Collection entries:

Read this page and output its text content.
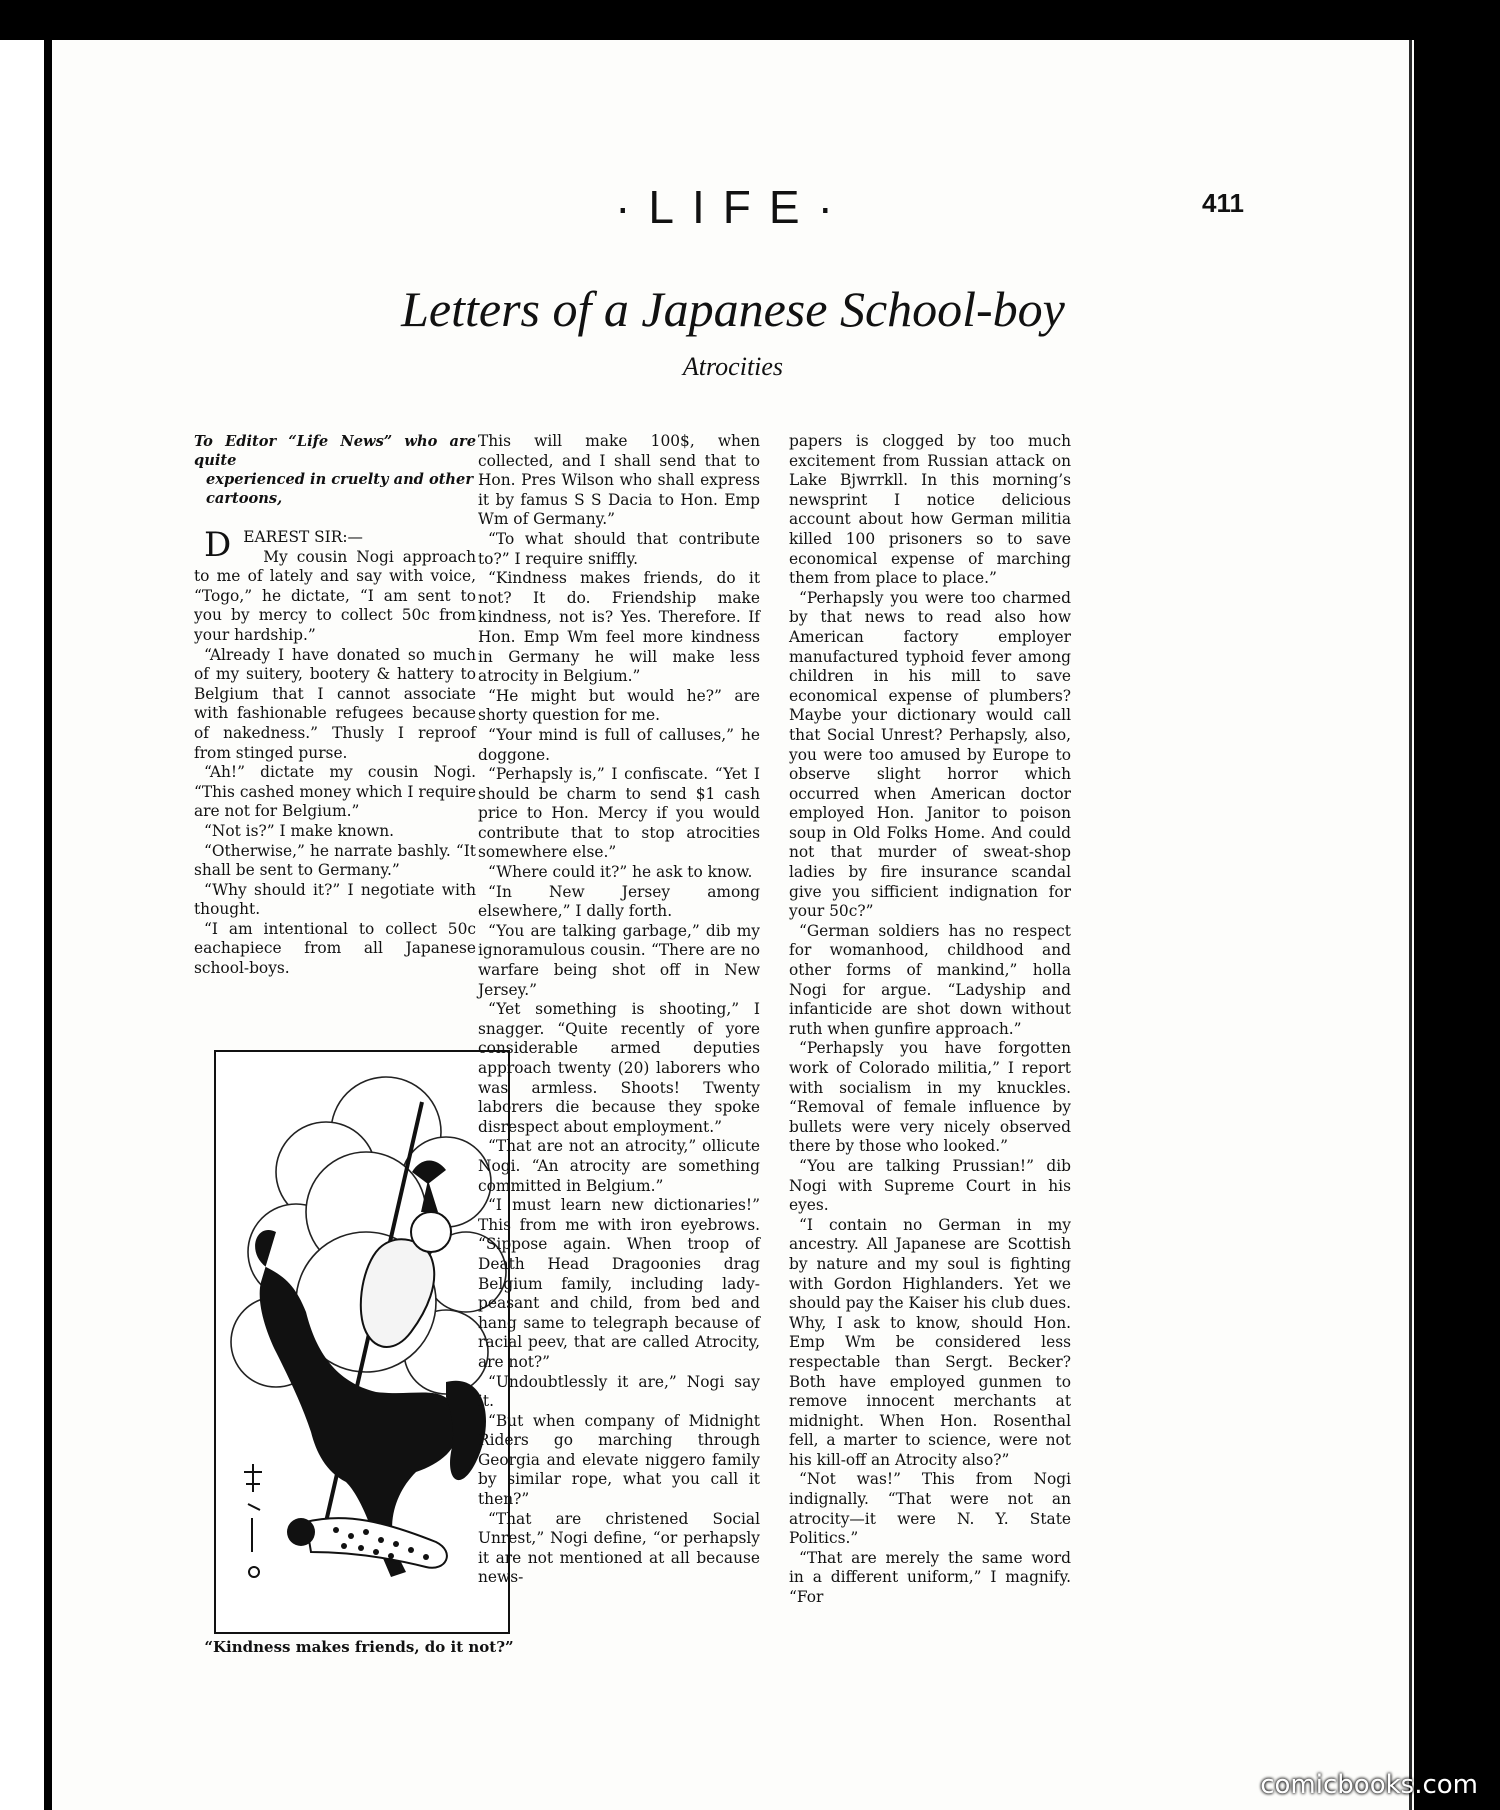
·LIFE·	411
Letters of a Japanese School-boy
Atrocities
To Editor “Life News” who are quite
experienced in cruelty and other
cartoons,

DEAREST SIR:—

My cousin Nogi approach to me of lately and say with voice, “Togo,” he dictate, “I am sent to you by mercy to collect 50c from your hardship.”

“Already I have donated so much of my suitery, bootery & hattery to Belgium that I cannot associate with fashionable refugees because of nakedness.” Thusly I reproof from stinged purse.

“Ah!” dictate my cousin Nogi. “This cashed money which I require are not for Belgium.”

“Not is?” I make known.

“Otherwise,” he narrate bashly. “It shall be sent to Germany.”

“Why should it?” I negotiate with thought.

“I am intentional to collect 50c eachapiece from all Japanese school-boys.

“Kindness makes friends, do it not?”

This will make 100$, when collected, and I shall send that to Hon. Pres Wilson who shall express it by famus S S Dacia to Hon. Emp Wm of Germany.”

“To what should that contribute to?” I require sniffly.

“Kindness makes friends, do it not? It do. Friendship make kindness, not is? Yes. Therefore. If Hon. Emp Wm feel more kindness in Germany he will make less atrocity in Belgium.”

“He might but would he?” are shorty question for me.

“Your mind is full of calluses,” he doggone.

“Perhapsly is,” I confiscate. “Yet I should be charm to send $1 cash price to Hon. Mercy if you would contribute that to stop atrocities somewhere else.”

“Where could it?” he ask to know.

“In New Jersey among elsewhere,” I dally forth.

“You are talking garbage,” dib my ignoramulous cousin. “There are no warfare being shot off in New Jersey.”

“Yet something is shooting,” I snagger. “Quite recently of yore considerable armed deputies approach twenty (20) laborers who was armless. Shoots! Twenty laborers die because they spoke disrespect about employment.”

“That are not an atrocity,” ollicute Nogi. “An atrocity are something committed in Belgium.”

“I must learn new dictionaries!” This from me with iron eyebrows. “Sippose again. When troop of Death Head Dragoonies drag Belgium family, including lady-peasant and child, from bed and hang same to telegraph because of racial peev, that are called Atrocity, are not?”

“Undoubtlessly it are,” Nogi say it.

“But when company of Midnight Riders go marching through Georgia and elevate niggero family by similar rope, what you call it then?”

“That are christened Social Unrest,” Nogi define, “or perhapsly it are not mentioned at all because news-

papers is clogged by too much excitement from Russian attack on Lake Bjwrrkll. In this morning’s newsprint I notice delicious account about how German militia killed 100 prisoners so to save economical expense of marching them from place to place.”

“Perhapsly you were too charmed by that news to read also how American factory employer manufactured typhoid fever among children in his mill to save economical expense of plumbers? Maybe your dictionary would call that Social Unrest? Perhapsly, also, you were too amused by Europe to observe slight horror which occurred when American doctor employed Hon. Janitor to poison soup in Old Folks Home. And could not that murder of sweat-shop ladies by fire insurance scandal give you sifficient indignation for your 50c?”

“German soldiers has no respect for womanhood, childhood and other forms of mankind,” holla Nogi for argue. “Ladyship and infanticide are shot down without ruth when gunfire approach.”

“Perhapsly you have forgotten work of Colorado militia,” I report with socialism in my knuckles. “Removal of female influence by bullets were very nicely observed there by those who looked.”

“You are talking Prussian!” dib Nogi with Supreme Court in his eyes.

“I contain no German in my ancestry. All Japanese are Scottish by nature and my soul is fighting with Gordon Highlanders. Yet we should pay the Kaiser his club dues. Why, I ask to know, should Hon. Emp Wm be considered less respectable than Sergt. Becker? Both have employed gunmen to remove innocent merchants at midnight. When Hon. Rosenthal fell, a marter to science, were not his kill-off an Atrocity also?”

“Not was!” This from Nogi indignally. “That were not an atrocity—it were N. Y. State Politics.”

“That are merely the same word in a different uniform,” I magnify. “For

comicbooks.com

Goal:
Copy out all of the material exactly as written, without its pictures.

Full solution:
Read this page and output its text content.
·LIFE·	411
Letters of a Japanese School-boy
Atrocities
To Editor “Life News” who are quite
experienced in cruelty and other
cartoons,

DEAREST SIR:—

My cousin Nogi approach to me of lately and say with voice, “Togo,” he dictate, “I am sent to you by mercy to collect 50c from your hardship.”

“Already I have donated so much of my suitery, bootery & hattery to Belgium that I cannot associate with fashionable refugees because of nakedness.” Thusly I reproof from stinged purse.

“Ah!” dictate my cousin Nogi. “This cashed money which I require are not for Belgium.”

“Not is?” I make known.

“Otherwise,” he narrate bashly. “It shall be sent to Germany.”

“Why should it?” I negotiate with thought.

“I am intentional to collect 50c eachapiece from all Japanese school-boys.

“Kindness makes friends, do it not?”

This will make 100$, when collected, and I shall send that to Hon. Pres Wilson who shall express it by famus S S Dacia to Hon. Emp Wm of Germany.”

“To what should that contribute to?” I require sniffly.

“Kindness makes friends, do it not? It do. Friendship make kindness, not is? Yes. Therefore. If Hon. Emp Wm feel more kindness in Germany he will make less atrocity in Belgium.”

“He might but would he?” are shorty question for me.

“Your mind is full of calluses,” he doggone.

“Perhapsly is,” I confiscate. “Yet I should be charm to send $1 cash price to Hon. Mercy if you would contribute that to stop atrocities somewhere else.”

“Where could it?” he ask to know.

“In New Jersey among elsewhere,” I dally forth.

“You are talking garbage,” dib my ignoramulous cousin. “There are no warfare being shot off in New Jersey.”

“Yet something is shooting,” I snagger. “Quite recently of yore considerable armed deputies approach twenty (20) laborers who was armless. Shoots! Twenty laborers die because they spoke disrespect about employment.”

“That are not an atrocity,” ollicute Nogi. “An atrocity are something committed in Belgium.”

“I must learn new dictionaries!” This from me with iron eyebrows. “Sippose again. When troop of Death Head Dragoonies drag Belgium family, including lady-peasant and child, from bed and hang same to telegraph because of racial peev, that are called Atrocity, are not?”

“Undoubtlessly it are,” Nogi say it.

“But when company of Midnight Riders go marching through Georgia and elevate niggero family by similar rope, what you call it then?”

“That are christened Social Unrest,” Nogi define, “or perhapsly it are not mentioned at all because news-

papers is clogged by too much excitement from Russian attack on Lake Bjwrrkll. In this morning’s newsprint I notice delicious account about how German militia killed 100 prisoners so to save economical expense of marching them from place to place.”

“Perhapsly you were too charmed by that news to read also how American factory employer manufactured typhoid fever among children in his mill to save economical expense of plumbers? Maybe your dictionary would call that Social Unrest? Perhapsly, also, you were too amused by Europe to observe slight horror which occurred when American doctor employed Hon. Janitor to poison soup in Old Folks Home. And could not that murder of sweat-shop ladies by fire insurance scandal give you sifficient indignation for your 50c?”

“German soldiers has no respect for womanhood, childhood and other forms of mankind,” holla Nogi for argue. “Ladyship and infanticide are shot down without ruth when gunfire approach.”

“Perhapsly you have forgotten work of Colorado militia,” I report with socialism in my knuckles. “Removal of female influence by bullets were very nicely observed there by those who looked.”

“You are talking Prussian!” dib Nogi with Supreme Court in his eyes.

“I contain no German in my ancestry. All Japanese are Scottish by nature and my soul is fighting with Gordon Highlanders. Yet we should pay the Kaiser his club dues. Why, I ask to know, should Hon. Emp Wm be considered less respectable than Sergt. Becker? Both have employed gunmen to remove innocent merchants at midnight. When Hon. Rosenthal fell, a marter to science, were not his kill-off an Atrocity also?”

“Not was!” This from Nogi indignally. “That were not an atrocity—it were N. Y. State Politics.”

“That are merely the same word in a different uniform,” I magnify. “For

comicbooks.com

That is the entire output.